_What is being asked:_
Your task is to filter the data below down to the lines holding "impulsionar".

*-*-*

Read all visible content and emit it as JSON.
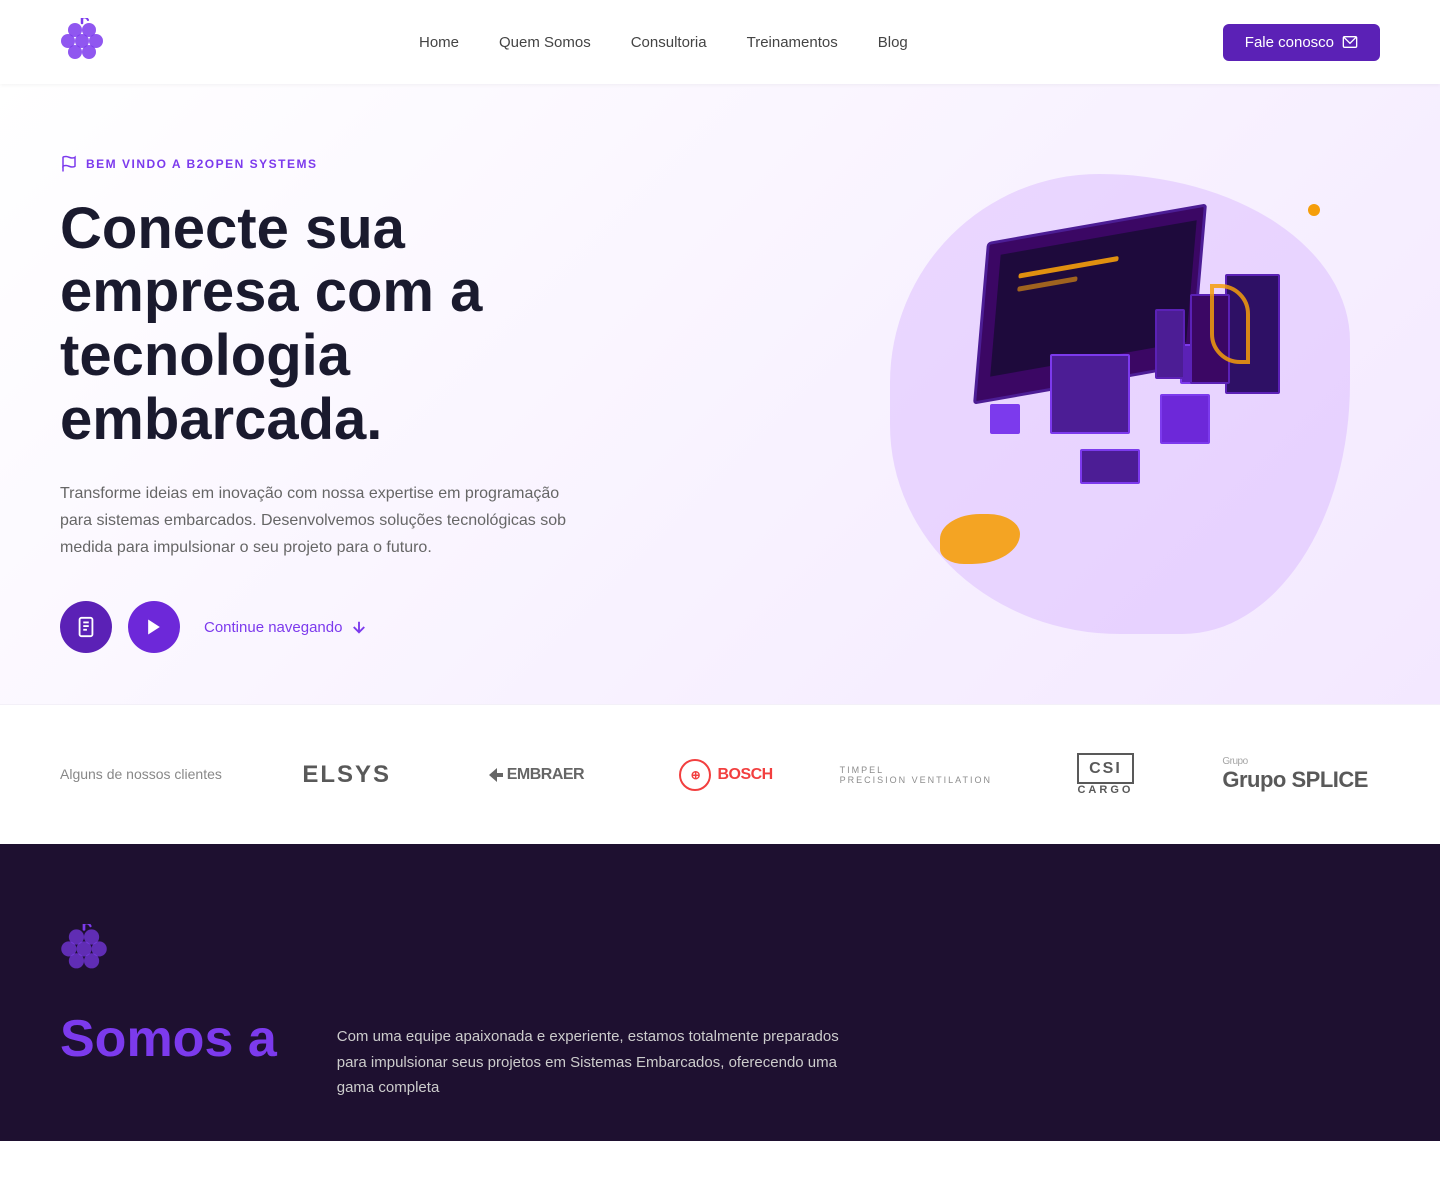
{
  "nav": {
    "logo_alt": "B2Open Systems Logo",
    "links": [
      {
        "label": "Home",
        "href": "#"
      },
      {
        "label": "Quem Somos",
        "href": "#"
      },
      {
        "label": "Consultoria",
        "href": "#"
      },
      {
        "label": "Treinamentos",
        "href": "#"
      },
      {
        "label": "Blog",
        "href": "#"
      }
    ],
    "cta_label": "Fale conosco"
  },
  "hero": {
    "badge": "BEM VINDO A B2OPEN SYSTEMS",
    "title": "Conecte sua empresa com a tecnologia embarcada.",
    "description": "Transforme ideias em inovação com nossa expertise em programação para sistemas embarcados. Desenvolvemos soluções tecnológicas sob medida para impulsionar o seu projeto para o futuro.",
    "continue_label": "Continue navegando"
  },
  "clients": {
    "label": "Alguns de nossos clientes",
    "logos": [
      {
        "name": "Elsys",
        "display": "ELSYS"
      },
      {
        "name": "Embraer",
        "display": "EMBRAER"
      },
      {
        "name": "Bosch",
        "display": "BOSCH"
      },
      {
        "name": "Timpel",
        "display": "TIMPEL",
        "subtitle": "PRECISION VENTILATION"
      },
      {
        "name": "CSI Cargo",
        "display": "CSI CARGO"
      },
      {
        "name": "Grupo Splice",
        "display": "Grupo SPLICE"
      }
    ]
  },
  "dark_section": {
    "logo_alt": "B2Open Systems Logo Dark",
    "title": "Somos a",
    "description": "Com uma equipe apaixonada e experiente, estamos totalmente preparados para impulsionar seus projetos em Sistemas Embarcados, oferecendo uma gama completa"
  },
  "colors": {
    "primary": "#5b21b6",
    "primary_dark": "#3b0764",
    "accent": "#f59e0b",
    "dark_bg": "#1e1030"
  }
}
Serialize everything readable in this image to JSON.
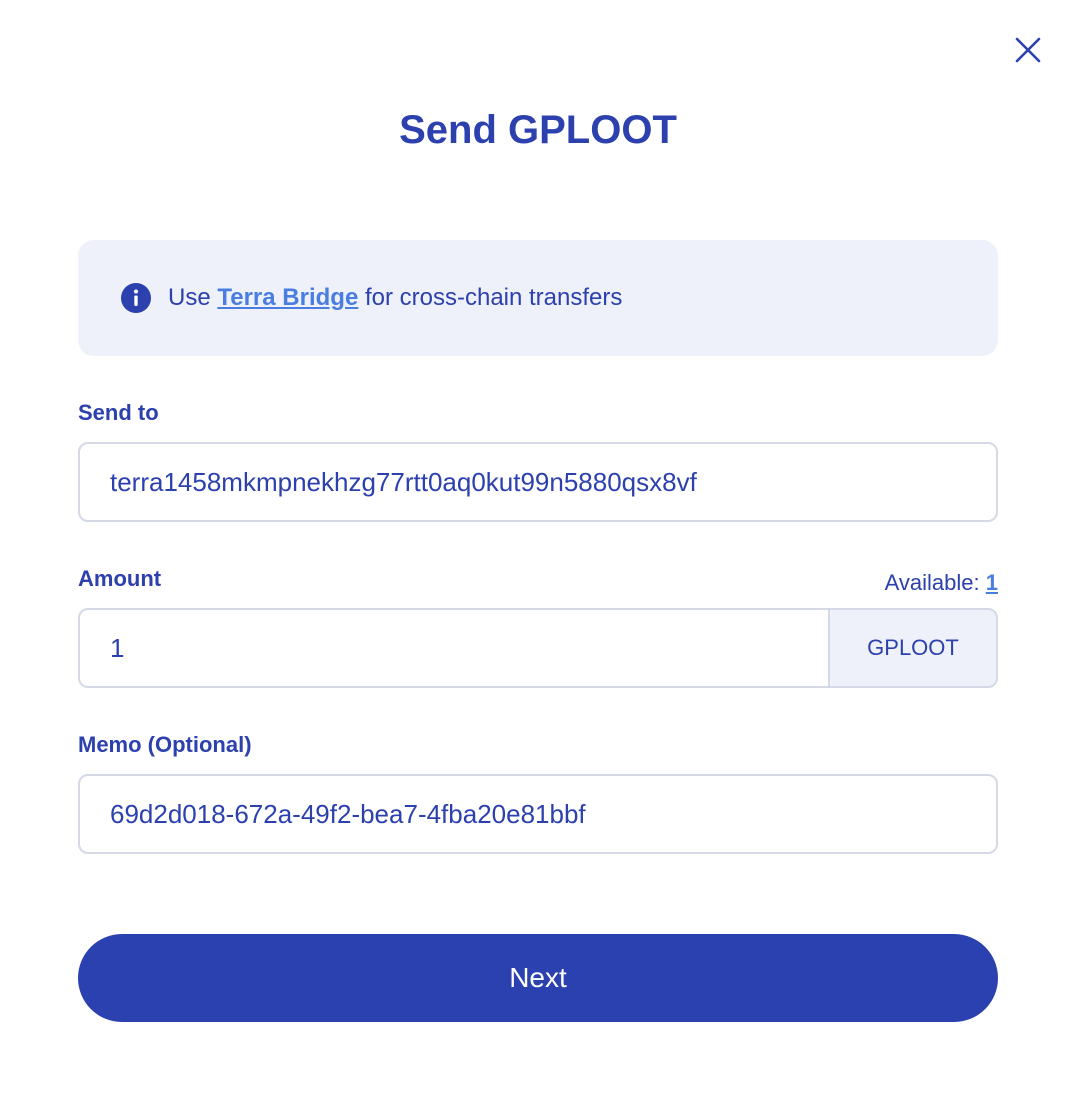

*-*-*

_Exercise solution:_
    "description": "Transforme ideias em inovação com nossa expertise em programação para sistemas embarcados. Desenvolvemos soluções tecnológicas sob medida para impulsionar o seu projeto para o futuro.",
    "description": "Com uma equipe apaixonada e experiente, estamos totalmente preparados para impulsionar seus projetos em Sistemas Embarcados, oferecendo uma gama completa"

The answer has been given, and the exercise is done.